Extract every line below that contains the word "filter".

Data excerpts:
------------------------------------------------

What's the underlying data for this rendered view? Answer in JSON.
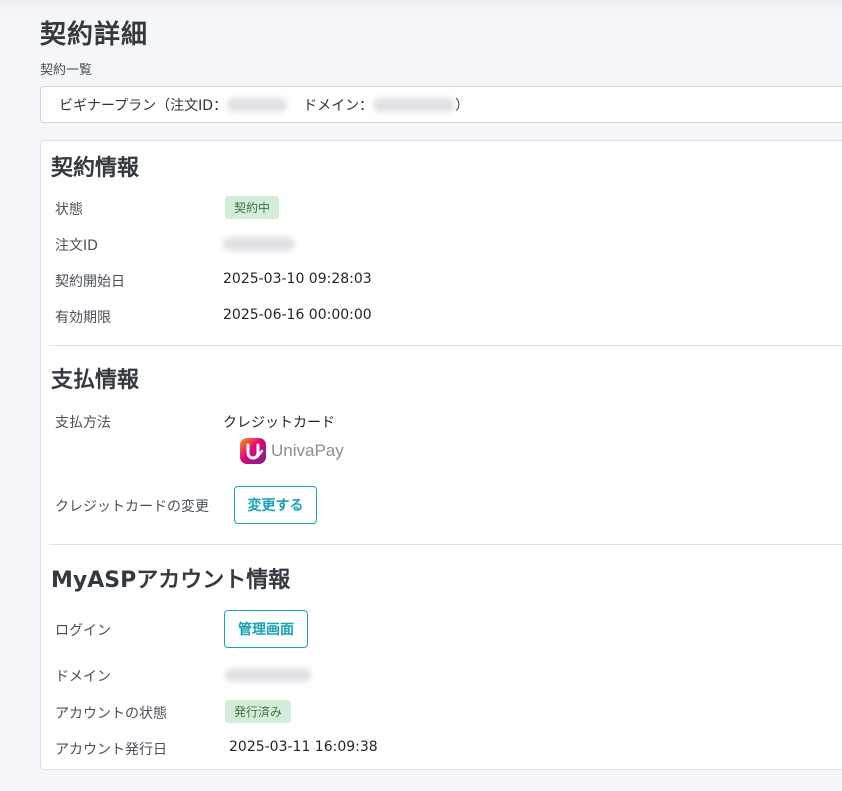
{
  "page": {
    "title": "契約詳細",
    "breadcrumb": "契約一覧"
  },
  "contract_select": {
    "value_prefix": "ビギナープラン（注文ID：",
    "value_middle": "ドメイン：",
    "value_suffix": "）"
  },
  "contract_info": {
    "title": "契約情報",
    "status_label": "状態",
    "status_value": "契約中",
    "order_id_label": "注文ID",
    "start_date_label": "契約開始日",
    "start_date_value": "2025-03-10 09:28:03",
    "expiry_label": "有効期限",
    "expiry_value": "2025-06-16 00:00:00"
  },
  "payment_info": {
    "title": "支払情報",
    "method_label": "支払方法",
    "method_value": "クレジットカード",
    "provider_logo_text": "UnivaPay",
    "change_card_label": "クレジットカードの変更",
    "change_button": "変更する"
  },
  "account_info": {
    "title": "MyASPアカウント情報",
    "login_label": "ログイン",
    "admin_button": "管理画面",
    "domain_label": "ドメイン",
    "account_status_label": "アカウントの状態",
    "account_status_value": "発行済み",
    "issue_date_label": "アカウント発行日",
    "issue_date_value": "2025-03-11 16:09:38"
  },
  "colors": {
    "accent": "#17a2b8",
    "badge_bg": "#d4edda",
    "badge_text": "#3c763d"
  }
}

------------------------------------------------

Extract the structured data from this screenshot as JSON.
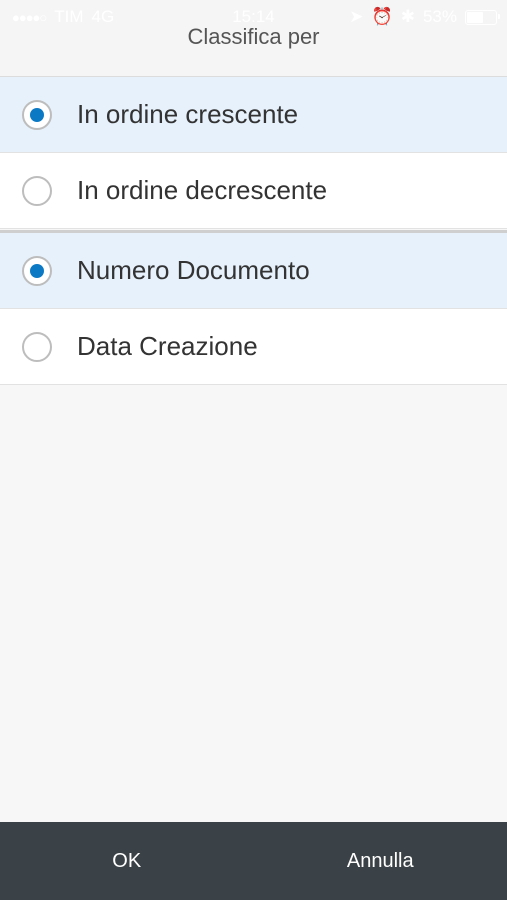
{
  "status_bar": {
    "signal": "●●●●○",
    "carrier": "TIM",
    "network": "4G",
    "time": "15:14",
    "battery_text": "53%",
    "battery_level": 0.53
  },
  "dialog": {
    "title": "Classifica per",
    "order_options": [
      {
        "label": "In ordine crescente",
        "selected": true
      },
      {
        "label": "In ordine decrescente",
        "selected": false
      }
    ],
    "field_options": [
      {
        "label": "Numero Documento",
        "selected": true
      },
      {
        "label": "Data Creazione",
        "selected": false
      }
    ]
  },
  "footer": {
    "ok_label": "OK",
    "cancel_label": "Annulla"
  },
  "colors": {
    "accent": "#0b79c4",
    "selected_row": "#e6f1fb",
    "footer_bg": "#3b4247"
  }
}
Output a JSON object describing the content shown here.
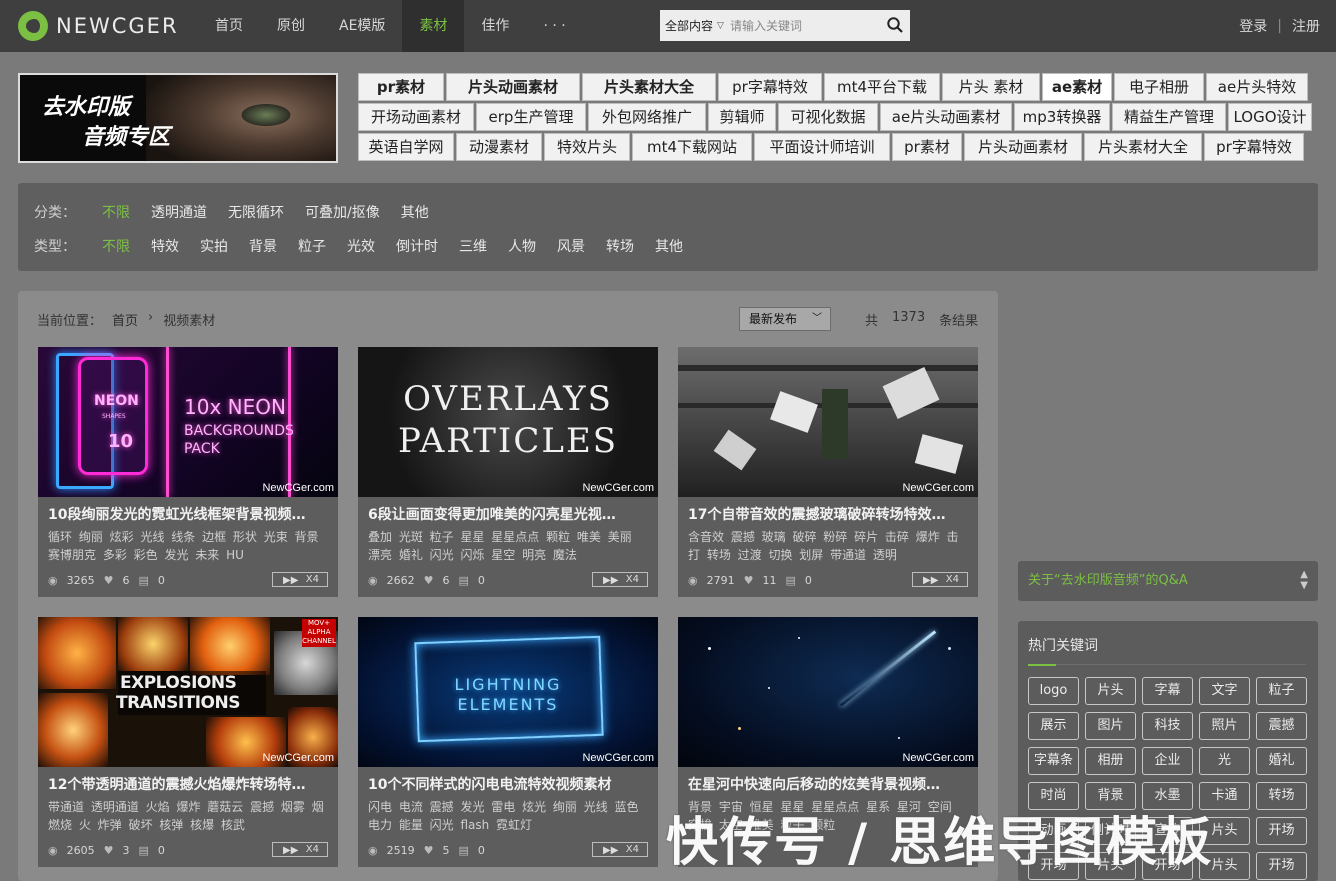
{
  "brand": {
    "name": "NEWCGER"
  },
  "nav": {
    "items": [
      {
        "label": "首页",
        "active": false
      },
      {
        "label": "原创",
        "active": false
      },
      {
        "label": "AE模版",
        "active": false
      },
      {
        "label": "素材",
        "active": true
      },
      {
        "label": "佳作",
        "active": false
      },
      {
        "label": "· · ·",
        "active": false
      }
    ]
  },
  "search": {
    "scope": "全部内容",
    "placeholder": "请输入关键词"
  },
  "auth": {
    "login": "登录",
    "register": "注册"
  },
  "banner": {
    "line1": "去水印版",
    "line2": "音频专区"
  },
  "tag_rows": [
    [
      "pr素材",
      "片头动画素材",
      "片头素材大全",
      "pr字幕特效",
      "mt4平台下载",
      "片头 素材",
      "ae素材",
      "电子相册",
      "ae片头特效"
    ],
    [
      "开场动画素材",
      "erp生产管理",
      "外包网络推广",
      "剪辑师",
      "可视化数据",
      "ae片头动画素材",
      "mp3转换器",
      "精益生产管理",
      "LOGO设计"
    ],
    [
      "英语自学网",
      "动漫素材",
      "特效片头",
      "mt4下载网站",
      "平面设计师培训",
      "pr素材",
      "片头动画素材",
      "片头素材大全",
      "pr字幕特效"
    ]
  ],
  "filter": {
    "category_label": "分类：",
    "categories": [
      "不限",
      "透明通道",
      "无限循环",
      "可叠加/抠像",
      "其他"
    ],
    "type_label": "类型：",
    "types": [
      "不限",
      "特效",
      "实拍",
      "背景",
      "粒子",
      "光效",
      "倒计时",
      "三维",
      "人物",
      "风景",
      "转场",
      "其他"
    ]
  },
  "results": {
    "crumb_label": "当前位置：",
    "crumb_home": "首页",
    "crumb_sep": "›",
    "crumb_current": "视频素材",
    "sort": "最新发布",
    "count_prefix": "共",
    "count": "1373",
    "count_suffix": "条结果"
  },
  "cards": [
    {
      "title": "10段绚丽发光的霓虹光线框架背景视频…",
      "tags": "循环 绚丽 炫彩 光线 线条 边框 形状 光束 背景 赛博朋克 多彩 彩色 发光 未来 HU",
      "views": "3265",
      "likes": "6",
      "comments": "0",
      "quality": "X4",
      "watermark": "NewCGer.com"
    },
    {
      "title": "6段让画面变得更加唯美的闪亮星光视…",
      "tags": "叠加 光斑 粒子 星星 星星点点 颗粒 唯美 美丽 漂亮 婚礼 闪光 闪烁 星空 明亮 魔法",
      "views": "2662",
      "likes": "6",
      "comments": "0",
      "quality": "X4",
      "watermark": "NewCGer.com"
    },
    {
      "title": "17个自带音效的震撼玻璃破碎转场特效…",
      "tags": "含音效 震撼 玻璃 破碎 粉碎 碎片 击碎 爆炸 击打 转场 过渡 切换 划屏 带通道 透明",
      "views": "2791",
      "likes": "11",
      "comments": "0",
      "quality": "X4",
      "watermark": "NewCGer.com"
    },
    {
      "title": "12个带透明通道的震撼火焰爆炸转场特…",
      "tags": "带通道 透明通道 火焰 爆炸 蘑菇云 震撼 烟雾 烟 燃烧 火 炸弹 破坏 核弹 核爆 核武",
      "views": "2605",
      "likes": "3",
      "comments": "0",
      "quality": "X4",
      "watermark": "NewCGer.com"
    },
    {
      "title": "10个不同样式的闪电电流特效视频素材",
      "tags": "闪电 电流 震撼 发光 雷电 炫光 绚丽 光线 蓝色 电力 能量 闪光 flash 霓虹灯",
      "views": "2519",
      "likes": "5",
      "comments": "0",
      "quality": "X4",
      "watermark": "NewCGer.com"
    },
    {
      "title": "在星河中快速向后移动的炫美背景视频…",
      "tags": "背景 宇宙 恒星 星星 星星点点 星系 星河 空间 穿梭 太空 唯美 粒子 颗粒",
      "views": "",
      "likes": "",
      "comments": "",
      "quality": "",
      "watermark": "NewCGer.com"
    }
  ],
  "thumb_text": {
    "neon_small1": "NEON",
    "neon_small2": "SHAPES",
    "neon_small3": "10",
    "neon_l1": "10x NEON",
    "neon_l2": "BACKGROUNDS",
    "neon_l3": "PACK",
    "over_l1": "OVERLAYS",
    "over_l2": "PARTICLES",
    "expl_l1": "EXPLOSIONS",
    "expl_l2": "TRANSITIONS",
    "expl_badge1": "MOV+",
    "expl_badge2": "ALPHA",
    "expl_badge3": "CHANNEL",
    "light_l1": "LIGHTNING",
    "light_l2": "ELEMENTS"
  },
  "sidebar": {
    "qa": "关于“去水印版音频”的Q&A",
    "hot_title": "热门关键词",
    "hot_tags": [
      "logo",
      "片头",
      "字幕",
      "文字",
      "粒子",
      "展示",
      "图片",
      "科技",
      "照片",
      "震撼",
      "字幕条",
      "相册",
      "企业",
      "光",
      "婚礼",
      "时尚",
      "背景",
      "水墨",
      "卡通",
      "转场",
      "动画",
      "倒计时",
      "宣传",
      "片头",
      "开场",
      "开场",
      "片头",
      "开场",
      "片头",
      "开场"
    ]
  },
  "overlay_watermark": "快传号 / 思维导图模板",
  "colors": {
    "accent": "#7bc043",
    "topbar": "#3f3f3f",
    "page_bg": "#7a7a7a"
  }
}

------------------------------------------------

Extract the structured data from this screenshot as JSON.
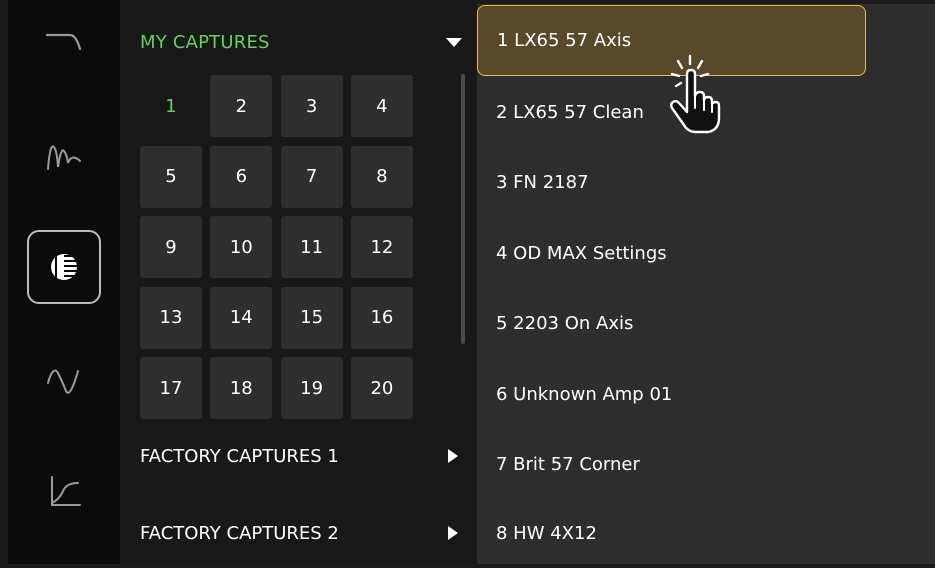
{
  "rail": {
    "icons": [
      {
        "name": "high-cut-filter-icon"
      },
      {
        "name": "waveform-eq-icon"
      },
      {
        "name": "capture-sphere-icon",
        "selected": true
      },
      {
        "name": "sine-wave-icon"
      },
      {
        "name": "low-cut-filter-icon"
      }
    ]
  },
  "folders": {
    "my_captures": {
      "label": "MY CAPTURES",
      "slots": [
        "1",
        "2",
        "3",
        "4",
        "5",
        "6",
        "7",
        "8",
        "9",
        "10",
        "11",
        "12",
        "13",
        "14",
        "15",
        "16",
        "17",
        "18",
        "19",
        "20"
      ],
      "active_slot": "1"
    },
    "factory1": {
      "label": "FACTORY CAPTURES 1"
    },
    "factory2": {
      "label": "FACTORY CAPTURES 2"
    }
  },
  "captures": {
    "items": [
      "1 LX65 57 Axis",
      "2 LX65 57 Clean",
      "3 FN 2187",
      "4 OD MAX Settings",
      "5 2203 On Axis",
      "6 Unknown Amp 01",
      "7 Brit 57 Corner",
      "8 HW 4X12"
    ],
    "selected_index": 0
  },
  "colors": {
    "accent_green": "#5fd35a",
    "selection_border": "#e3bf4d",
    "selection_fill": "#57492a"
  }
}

------------------------------------------------

Result of this task:
  "filter": {
        "name": "high-cut-filter-icon"
        "name": "low-cut-filter-icon"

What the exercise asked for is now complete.